→ **Supplied material**
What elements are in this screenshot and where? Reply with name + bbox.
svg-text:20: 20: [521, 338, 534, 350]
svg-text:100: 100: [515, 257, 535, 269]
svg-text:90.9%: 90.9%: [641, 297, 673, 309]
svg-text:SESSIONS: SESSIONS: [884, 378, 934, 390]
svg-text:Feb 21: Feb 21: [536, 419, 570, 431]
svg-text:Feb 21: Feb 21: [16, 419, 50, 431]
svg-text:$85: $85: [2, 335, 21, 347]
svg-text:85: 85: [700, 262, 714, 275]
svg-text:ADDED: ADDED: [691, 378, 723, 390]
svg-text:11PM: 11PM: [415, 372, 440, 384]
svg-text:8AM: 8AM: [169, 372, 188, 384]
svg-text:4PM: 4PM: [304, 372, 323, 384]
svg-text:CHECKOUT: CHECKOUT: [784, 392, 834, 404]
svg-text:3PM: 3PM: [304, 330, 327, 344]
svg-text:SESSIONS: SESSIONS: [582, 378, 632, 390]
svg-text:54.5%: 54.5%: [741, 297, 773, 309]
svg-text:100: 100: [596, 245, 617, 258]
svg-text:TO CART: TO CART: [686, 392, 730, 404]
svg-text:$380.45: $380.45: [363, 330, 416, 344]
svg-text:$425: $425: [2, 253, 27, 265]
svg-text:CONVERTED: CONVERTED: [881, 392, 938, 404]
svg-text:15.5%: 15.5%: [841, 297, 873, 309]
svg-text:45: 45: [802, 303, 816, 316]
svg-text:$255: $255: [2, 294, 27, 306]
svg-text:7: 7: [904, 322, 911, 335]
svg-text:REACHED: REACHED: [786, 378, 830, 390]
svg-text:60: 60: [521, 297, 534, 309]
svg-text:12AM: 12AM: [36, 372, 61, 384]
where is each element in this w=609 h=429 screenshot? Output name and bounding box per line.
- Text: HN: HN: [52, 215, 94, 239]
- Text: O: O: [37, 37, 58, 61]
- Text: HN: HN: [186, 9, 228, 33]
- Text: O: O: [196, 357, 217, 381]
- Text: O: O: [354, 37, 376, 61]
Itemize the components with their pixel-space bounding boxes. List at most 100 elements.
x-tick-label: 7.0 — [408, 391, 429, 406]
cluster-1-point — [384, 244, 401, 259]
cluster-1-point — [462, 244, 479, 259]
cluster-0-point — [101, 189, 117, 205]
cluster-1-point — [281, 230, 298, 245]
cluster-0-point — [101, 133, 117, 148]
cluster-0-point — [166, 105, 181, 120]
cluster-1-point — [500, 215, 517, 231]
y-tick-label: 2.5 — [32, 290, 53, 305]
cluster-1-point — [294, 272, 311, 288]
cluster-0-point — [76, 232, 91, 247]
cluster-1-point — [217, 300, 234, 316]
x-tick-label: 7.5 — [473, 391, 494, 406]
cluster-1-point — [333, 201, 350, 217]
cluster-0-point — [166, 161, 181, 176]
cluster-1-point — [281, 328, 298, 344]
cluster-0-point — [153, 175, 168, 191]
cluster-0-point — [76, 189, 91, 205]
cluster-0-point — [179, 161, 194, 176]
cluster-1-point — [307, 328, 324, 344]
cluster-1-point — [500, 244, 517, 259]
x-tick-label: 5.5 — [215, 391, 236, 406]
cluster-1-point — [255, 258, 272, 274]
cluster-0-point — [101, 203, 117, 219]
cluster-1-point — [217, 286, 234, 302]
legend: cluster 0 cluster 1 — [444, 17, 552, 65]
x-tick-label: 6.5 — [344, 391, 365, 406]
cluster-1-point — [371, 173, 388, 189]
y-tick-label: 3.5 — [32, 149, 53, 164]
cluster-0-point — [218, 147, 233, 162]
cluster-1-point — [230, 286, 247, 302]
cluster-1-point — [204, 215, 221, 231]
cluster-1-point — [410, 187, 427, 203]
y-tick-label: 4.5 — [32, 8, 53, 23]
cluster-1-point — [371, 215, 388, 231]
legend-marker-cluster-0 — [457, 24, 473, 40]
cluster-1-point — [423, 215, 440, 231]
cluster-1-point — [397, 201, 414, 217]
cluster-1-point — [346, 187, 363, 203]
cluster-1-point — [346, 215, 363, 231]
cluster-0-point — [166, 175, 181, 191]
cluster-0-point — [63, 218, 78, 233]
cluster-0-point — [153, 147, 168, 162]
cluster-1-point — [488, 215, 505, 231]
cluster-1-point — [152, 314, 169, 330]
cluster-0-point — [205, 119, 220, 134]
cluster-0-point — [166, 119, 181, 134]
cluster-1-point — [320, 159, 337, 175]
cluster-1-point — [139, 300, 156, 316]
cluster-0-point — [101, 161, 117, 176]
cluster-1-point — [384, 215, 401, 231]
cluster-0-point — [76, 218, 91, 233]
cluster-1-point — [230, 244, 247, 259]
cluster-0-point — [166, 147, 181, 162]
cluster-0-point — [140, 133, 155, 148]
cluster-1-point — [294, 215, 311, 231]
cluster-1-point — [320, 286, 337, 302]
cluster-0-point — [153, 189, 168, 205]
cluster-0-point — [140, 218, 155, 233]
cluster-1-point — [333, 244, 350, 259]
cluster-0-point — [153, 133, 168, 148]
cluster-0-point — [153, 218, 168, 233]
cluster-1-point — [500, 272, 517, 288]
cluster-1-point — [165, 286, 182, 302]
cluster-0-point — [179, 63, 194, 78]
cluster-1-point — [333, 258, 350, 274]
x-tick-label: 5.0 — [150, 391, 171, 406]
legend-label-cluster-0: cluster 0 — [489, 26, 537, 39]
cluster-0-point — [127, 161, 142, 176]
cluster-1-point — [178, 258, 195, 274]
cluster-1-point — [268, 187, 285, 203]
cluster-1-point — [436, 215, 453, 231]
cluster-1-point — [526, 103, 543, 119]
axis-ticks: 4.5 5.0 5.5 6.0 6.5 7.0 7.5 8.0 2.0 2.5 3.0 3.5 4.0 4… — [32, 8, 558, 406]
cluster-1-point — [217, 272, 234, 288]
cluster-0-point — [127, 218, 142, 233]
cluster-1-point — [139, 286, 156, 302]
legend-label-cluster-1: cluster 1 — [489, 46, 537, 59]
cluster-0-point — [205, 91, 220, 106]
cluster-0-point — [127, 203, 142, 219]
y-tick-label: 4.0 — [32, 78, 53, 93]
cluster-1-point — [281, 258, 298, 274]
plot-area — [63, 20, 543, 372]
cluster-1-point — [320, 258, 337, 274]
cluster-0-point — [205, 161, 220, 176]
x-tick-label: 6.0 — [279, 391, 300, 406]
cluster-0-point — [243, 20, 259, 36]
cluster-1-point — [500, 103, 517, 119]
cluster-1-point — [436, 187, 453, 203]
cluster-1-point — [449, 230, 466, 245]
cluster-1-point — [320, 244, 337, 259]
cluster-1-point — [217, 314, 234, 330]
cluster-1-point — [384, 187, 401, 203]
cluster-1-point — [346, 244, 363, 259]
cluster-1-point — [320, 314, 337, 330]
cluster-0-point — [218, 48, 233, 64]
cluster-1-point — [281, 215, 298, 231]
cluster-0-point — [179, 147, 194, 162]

→ **Problem to solve**
Copy out every one of the items above word for word, with no changes.

→ **Solution for this task**
What elements are in this screenshot and where? Reply with name + bbox.
svg-text:20: 20: [521, 338, 534, 350]
svg-text:100: 100: [515, 257, 535, 269]
svg-text:90.9%: 90.9%: [641, 297, 673, 309]
svg-text:SESSIONS: SESSIONS: [884, 378, 934, 390]
svg-text:Feb 21: Feb 21: [536, 419, 570, 431]
svg-text:Feb 21: Feb 21: [16, 419, 50, 431]
svg-text:$85: $85: [2, 335, 21, 347]
svg-text:85: 85: [700, 262, 714, 275]
svg-text:ADDED: ADDED: [691, 378, 723, 390]
svg-text:11PM: 11PM: [415, 372, 440, 384]
svg-text:8AM: 8AM: [169, 372, 188, 384]
svg-text:4PM: 4PM: [304, 372, 323, 384]
svg-text:CHECKOUT: CHECKOUT: [784, 392, 834, 404]
svg-text:3PM: 3PM: [304, 330, 327, 344]
svg-text:SESSIONS: SESSIONS: [582, 378, 632, 390]
svg-text:54.5%: 54.5%: [741, 297, 773, 309]
svg-text:100: 100: [596, 245, 617, 258]
svg-text:TO CART: TO CART: [686, 392, 730, 404]
svg-text:$380.45: $380.45: [363, 330, 416, 344]
svg-text:$425: $425: [2, 253, 27, 265]
svg-text:CONVERTED: CONVERTED: [881, 392, 938, 404]
svg-text:15.5%: 15.5%: [841, 297, 873, 309]
svg-text:45: 45: [802, 303, 816, 316]
svg-text:$255: $255: [2, 294, 27, 306]
svg-text:7: 7: [904, 322, 911, 335]
svg-text:REACHED: REACHED: [786, 378, 830, 390]
svg-text:60: 60: [521, 297, 534, 309]
svg-text:12AM: 12AM: [36, 372, 61, 384]
where is each element in this w=609 h=429 screenshot? Output name and bounding box per line.
- Text: HN: HN: [52, 215, 94, 239]
- Text: O: O: [37, 37, 58, 61]
- Text: HN: HN: [186, 9, 228, 33]
- Text: O: O: [196, 357, 217, 381]
- Text: O: O: [354, 37, 376, 61]
Itemize the components with their pixel-space bounding boxes. List at most 100 elements.
x-tick-label: 7.0 — [408, 391, 429, 406]
cluster-1-point — [384, 244, 401, 259]
cluster-1-point — [462, 244, 479, 259]
cluster-0-point — [101, 189, 117, 205]
cluster-1-point — [281, 230, 298, 245]
cluster-0-point — [101, 133, 117, 148]
cluster-0-point — [166, 105, 181, 120]
cluster-1-point — [500, 215, 517, 231]
y-tick-label: 2.5 — [32, 290, 53, 305]
cluster-1-point — [294, 272, 311, 288]
cluster-0-point — [76, 232, 91, 247]
cluster-1-point — [217, 300, 234, 316]
x-tick-label: 7.5 — [473, 391, 494, 406]
cluster-1-point — [333, 201, 350, 217]
cluster-0-point — [166, 161, 181, 176]
cluster-1-point — [281, 328, 298, 344]
cluster-0-point — [153, 175, 168, 191]
cluster-0-point — [76, 189, 91, 205]
cluster-0-point — [179, 161, 194, 176]
cluster-1-point — [307, 328, 324, 344]
cluster-1-point — [500, 244, 517, 259]
x-tick-label: 5.5 — [215, 391, 236, 406]
cluster-1-point — [255, 258, 272, 274]
cluster-0-point — [101, 203, 117, 219]
cluster-1-point — [217, 286, 234, 302]
legend: cluster 0 cluster 1 — [444, 17, 552, 65]
x-tick-label: 6.5 — [344, 391, 365, 406]
cluster-1-point — [371, 173, 388, 189]
y-tick-label: 3.5 — [32, 149, 53, 164]
cluster-0-point — [218, 147, 233, 162]
cluster-1-point — [230, 286, 247, 302]
cluster-1-point — [204, 215, 221, 231]
cluster-1-point — [410, 187, 427, 203]
y-tick-label: 4.5 — [32, 8, 53, 23]
cluster-1-point — [371, 215, 388, 231]
legend-marker-cluster-0 — [457, 24, 473, 40]
cluster-1-point — [423, 215, 440, 231]
cluster-1-point — [397, 201, 414, 217]
cluster-1-point — [346, 187, 363, 203]
cluster-1-point — [346, 215, 363, 231]
cluster-0-point — [166, 175, 181, 191]
cluster-0-point — [63, 218, 78, 233]
cluster-0-point — [153, 147, 168, 162]
cluster-1-point — [488, 215, 505, 231]
cluster-1-point — [152, 314, 169, 330]
cluster-0-point — [205, 119, 220, 134]
cluster-0-point — [166, 119, 181, 134]
cluster-1-point — [320, 159, 337, 175]
cluster-1-point — [139, 300, 156, 316]
cluster-0-point — [101, 161, 117, 176]
cluster-1-point — [384, 215, 401, 231]
cluster-0-point — [76, 218, 91, 233]
cluster-1-point — [230, 244, 247, 259]
cluster-0-point — [166, 147, 181, 162]
cluster-0-point — [140, 133, 155, 148]
cluster-1-point — [294, 215, 311, 231]
cluster-1-point — [320, 286, 337, 302]
cluster-0-point — [153, 189, 168, 205]
cluster-0-point — [140, 218, 155, 233]
cluster-1-point — [333, 244, 350, 259]
cluster-0-point — [153, 133, 168, 148]
cluster-0-point — [153, 218, 168, 233]
cluster-1-point — [500, 272, 517, 288]
cluster-1-point — [165, 286, 182, 302]
cluster-0-point — [179, 63, 194, 78]
cluster-1-point — [333, 258, 350, 274]
x-tick-label: 5.0 — [150, 391, 171, 406]
legend-label-cluster-0: cluster 0 — [489, 26, 537, 39]
cluster-0-point — [127, 161, 142, 176]
cluster-1-point — [178, 258, 195, 274]
cluster-1-point — [268, 187, 285, 203]
cluster-1-point — [436, 215, 453, 231]
cluster-1-point — [526, 103, 543, 119]
axis-ticks: 4.5 5.0 5.5 6.0 6.5 7.0 7.5 8.0 2.0 2.5 3.0 3.5 4.0 4… — [32, 8, 558, 406]
cluster-1-point — [217, 272, 234, 288]
cluster-0-point — [127, 218, 142, 233]
cluster-1-point — [139, 286, 156, 302]
legend-label-cluster-1: cluster 1 — [489, 46, 537, 59]
cluster-0-point — [205, 91, 220, 106]
cluster-0-point — [127, 203, 142, 219]
y-tick-label: 4.0 — [32, 78, 53, 93]
cluster-1-point — [281, 258, 298, 274]
plot-area — [63, 20, 543, 372]
cluster-1-point — [320, 258, 337, 274]
cluster-0-point — [205, 161, 220, 176]
x-tick-label: 6.0 — [279, 391, 300, 406]
cluster-0-point — [243, 20, 259, 36]
cluster-1-point — [500, 103, 517, 119]
cluster-1-point — [436, 187, 453, 203]
cluster-1-point — [449, 230, 466, 245]
cluster-1-point — [320, 244, 337, 259]
cluster-1-point — [217, 314, 234, 330]
cluster-1-point — [384, 187, 401, 203]
cluster-1-point — [346, 244, 363, 259]
cluster-1-point — [320, 314, 337, 330]
cluster-0-point — [218, 48, 233, 64]
cluster-1-point — [281, 215, 298, 231]
cluster-0-point — [179, 147, 194, 162]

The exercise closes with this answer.